[Dataset items]

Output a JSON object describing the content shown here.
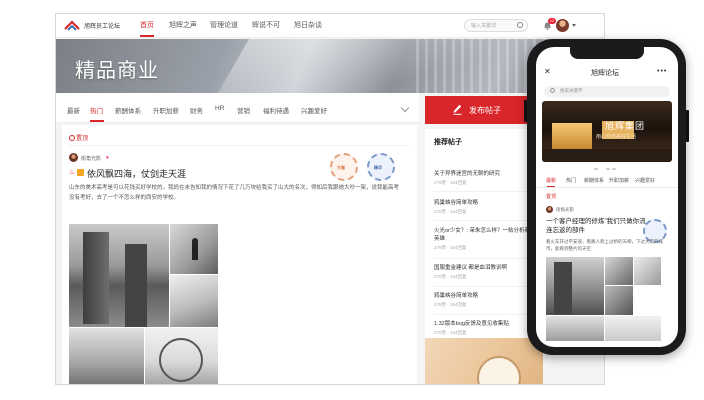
{
  "header": {
    "logo_text": "旭辉员工论坛",
    "nav": [
      "首页",
      "旭辉之声",
      "管理论道",
      "辉说不可",
      "旭日杂谈"
    ],
    "search_placeholder": "输入关键词",
    "notification_count": "12",
    "brand_color": "#d8262a"
  },
  "banner": {
    "title": "精品商业"
  },
  "tabs": [
    "最新",
    "热门",
    "薪酬体系",
    "升职加薪",
    "财务",
    "HR",
    "营销",
    "福利待遇",
    "兴趣爱好"
  ],
  "post_button": "发布帖子",
  "post": {
    "pinned_label": "置顶",
    "author": "街角光影",
    "title": "依风飘四海，仗剑走天涯",
    "body": "山东的美术高考是可以花钱买好学校的。我妈在未告知我的情况下花了几万块给我买了山大的名次，得知后我跟她大吵一架，说我能高考没有考好，去了一个不怎么样的西安的学校。",
    "stamp1": "大咖",
    "stamp2": "精华"
  },
  "sidebar": {
    "title": "推荐帖子",
    "items": [
      {
        "title": "关于异界迷宫的无聊的研究",
        "meta": "276赞 · 164回复"
      },
      {
        "title": "鸦巢峡谷简单攻略",
        "meta": "276赞 · 164回复"
      },
      {
        "title": "火光or少女？: 茉朱怎么样？一帖分析新出英雄",
        "meta": "276赞 · 164回复"
      },
      {
        "title": "国服重金建议 都是血泪教训啊",
        "meta": "276赞 · 164回复"
      },
      {
        "title": "鸦巢峡谷简单攻略",
        "meta": "276赞 · 164回复"
      },
      {
        "title": "1.32版本bug反馈及意见收集贴",
        "meta": "276赞 · 164回复"
      }
    ]
  },
  "mobile": {
    "title": "旭辉论坛",
    "search_placeholder": "搜索关键字",
    "banner_title": "旭辉集团",
    "banner_subtitle": "用心构筑美好生活",
    "tabs": [
      "最新",
      "热门",
      "薪酬体系",
      "升职加薪",
      "兴趣爱好"
    ],
    "pinned_label": "置顶",
    "author": "街角光影",
    "post_title": "一个客户经理的修炼”我们只做你流连忘返的部件",
    "post_body": "看火车开过平安道，看路人爬上过桥的天梯，下过大雨的城市，能看到整片的天空"
  }
}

● Objective
Return every line of the records exactly as given, pictures excluded.

● Task answer
Output a JSON object describing the content shown here.
{
  "header": {
    "logo_text": "旭辉员工论坛",
    "nav": [
      "首页",
      "旭辉之声",
      "管理论道",
      "辉说不可",
      "旭日杂谈"
    ],
    "search_placeholder": "输入关键词",
    "notification_count": "12",
    "brand_color": "#d8262a"
  },
  "banner": {
    "title": "精品商业"
  },
  "tabs": [
    "最新",
    "热门",
    "薪酬体系",
    "升职加薪",
    "财务",
    "HR",
    "营销",
    "福利待遇",
    "兴趣爱好"
  ],
  "post_button": "发布帖子",
  "post": {
    "pinned_label": "置顶",
    "author": "街角光影",
    "title": "依风飘四海，仗剑走天涯",
    "body": "山东的美术高考是可以花钱买好学校的。我妈在未告知我的情况下花了几万块给我买了山大的名次，得知后我跟她大吵一架，说我能高考没有考好，去了一个不怎么样的西安的学校。",
    "stamp1": "大咖",
    "stamp2": "精华"
  },
  "sidebar": {
    "title": "推荐帖子",
    "items": [
      {
        "title": "关于异界迷宫的无聊的研究",
        "meta": "276赞 · 164回复"
      },
      {
        "title": "鸦巢峡谷简单攻略",
        "meta": "276赞 · 164回复"
      },
      {
        "title": "火光or少女？: 茉朱怎么样？一帖分析新出英雄",
        "meta": "276赞 · 164回复"
      },
      {
        "title": "国服重金建议 都是血泪教训啊",
        "meta": "276赞 · 164回复"
      },
      {
        "title": "鸦巢峡谷简单攻略",
        "meta": "276赞 · 164回复"
      },
      {
        "title": "1.32版本bug反馈及意见收集贴",
        "meta": "276赞 · 164回复"
      }
    ]
  },
  "mobile": {
    "title": "旭辉论坛",
    "search_placeholder": "搜索关键字",
    "banner_title": "旭辉集团",
    "banner_subtitle": "用心构筑美好生活",
    "tabs": [
      "最新",
      "热门",
      "薪酬体系",
      "升职加薪",
      "兴趣爱好"
    ],
    "pinned_label": "置顶",
    "author": "街角光影",
    "post_title": "一个客户经理的修炼”我们只做你流连忘返的部件",
    "post_body": "看火车开过平安道，看路人爬上过桥的天梯，下过大雨的城市，能看到整片的天空"
  }
}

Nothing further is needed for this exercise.